** Start of DATASET RECORDS **

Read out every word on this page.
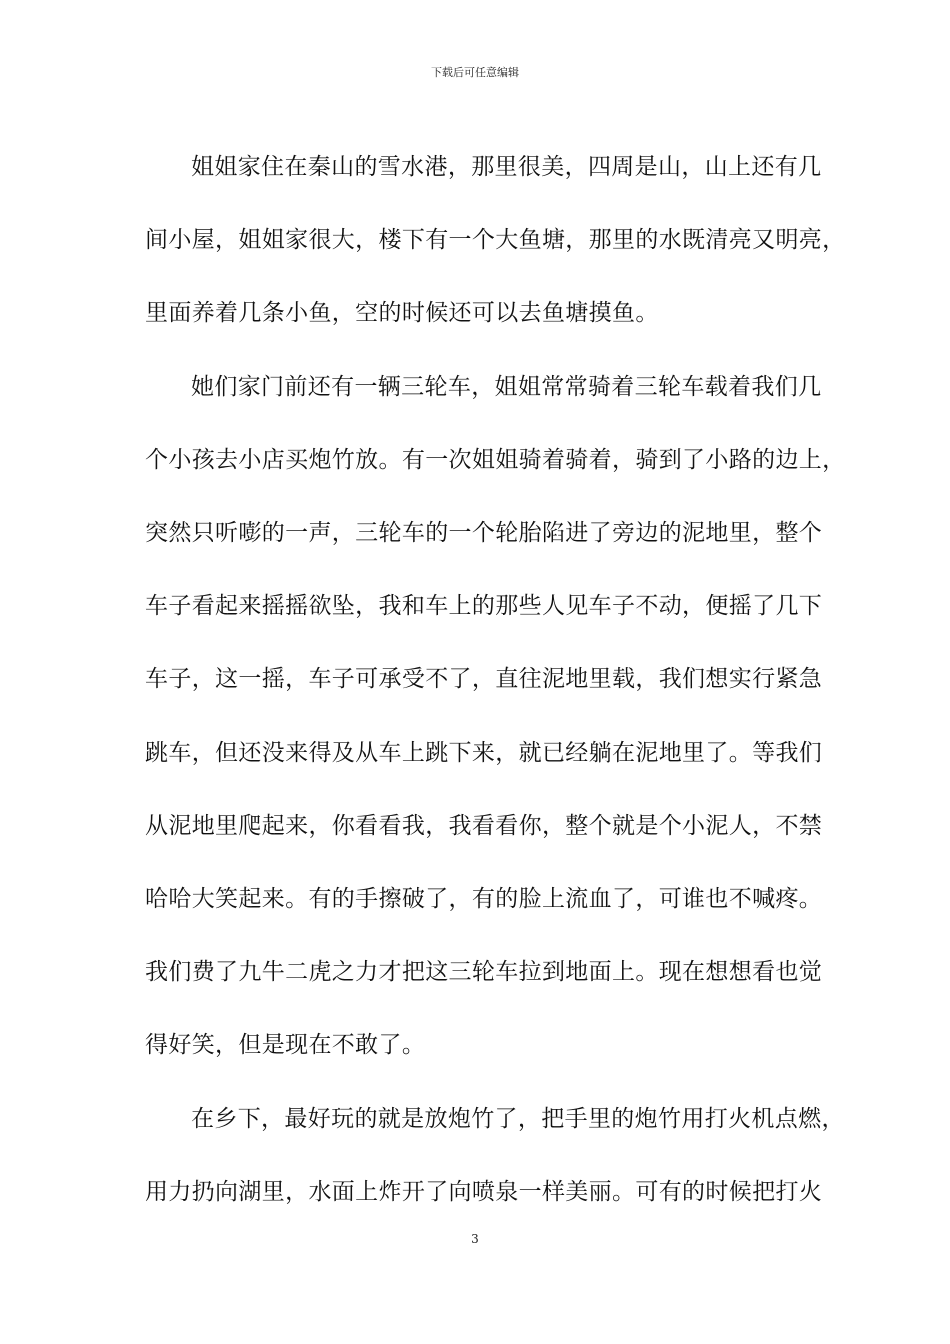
下载后可任意编辑

姐姐家住在秦山的雪水港，那里很美，四周是山，山上还有几
间小屋，姐姐家很大，楼下有一个大鱼塘，那里的水既清亮又明亮，
里面养着几条小鱼，空的时候还可以去鱼塘摸鱼。

她们家门前还有一辆三轮车，姐姐常常骑着三轮车载着我们几
个小孩去小店买炮竹放。有一次姐姐骑着骑着，骑到了小路的边上，
突然只听嘭的一声，三轮车的一个轮胎陷进了旁边的泥地里，整个
车子看起来摇摇欲坠，我和车上的那些人见车子不动，便摇了几下
车子，这一摇，车子可承受不了，直往泥地里载，我们想实行紧急
跳车，但还没来得及从车上跳下来，就已经躺在泥地里了。等我们
从泥地里爬起来，你看看我，我看看你，整个就是个小泥人，不禁
哈哈大笑起来。有的手擦破了，有的脸上流血了，可谁也不喊疼。
我们费了九牛二虎之力才把这三轮车拉到地面上。现在想想看也觉
得好笑，但是现在不敢了。

在乡下，最好玩的就是放炮竹了，把手里的炮竹用打火机点燃，
用力扔向湖里，水面上炸开了向喷泉一样美丽。可有的时候把打火

3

** End of DATASET RECORDS **

• [PROBLEM STATEMENT]:
The material above holds pictures; copy everything else in it exactly.

• [COMPLETE OUTPUT]:
Read out every word on this page.
下载后可任意编辑

姐姐家住在秦山的雪水港，那里很美，四周是山，山上还有几
间小屋，姐姐家很大，楼下有一个大鱼塘，那里的水既清亮又明亮，
里面养着几条小鱼，空的时候还可以去鱼塘摸鱼。

她们家门前还有一辆三轮车，姐姐常常骑着三轮车载着我们几
个小孩去小店买炮竹放。有一次姐姐骑着骑着，骑到了小路的边上，
突然只听嘭的一声，三轮车的一个轮胎陷进了旁边的泥地里，整个
车子看起来摇摇欲坠，我和车上的那些人见车子不动，便摇了几下
车子，这一摇，车子可承受不了，直往泥地里载，我们想实行紧急
跳车，但还没来得及从车上跳下来，就已经躺在泥地里了。等我们
从泥地里爬起来，你看看我，我看看你，整个就是个小泥人，不禁
哈哈大笑起来。有的手擦破了，有的脸上流血了，可谁也不喊疼。
我们费了九牛二虎之力才把这三轮车拉到地面上。现在想想看也觉
得好笑，但是现在不敢了。

在乡下，最好玩的就是放炮竹了，把手里的炮竹用打火机点燃，
用力扔向湖里，水面上炸开了向喷泉一样美丽。可有的时候把打火

3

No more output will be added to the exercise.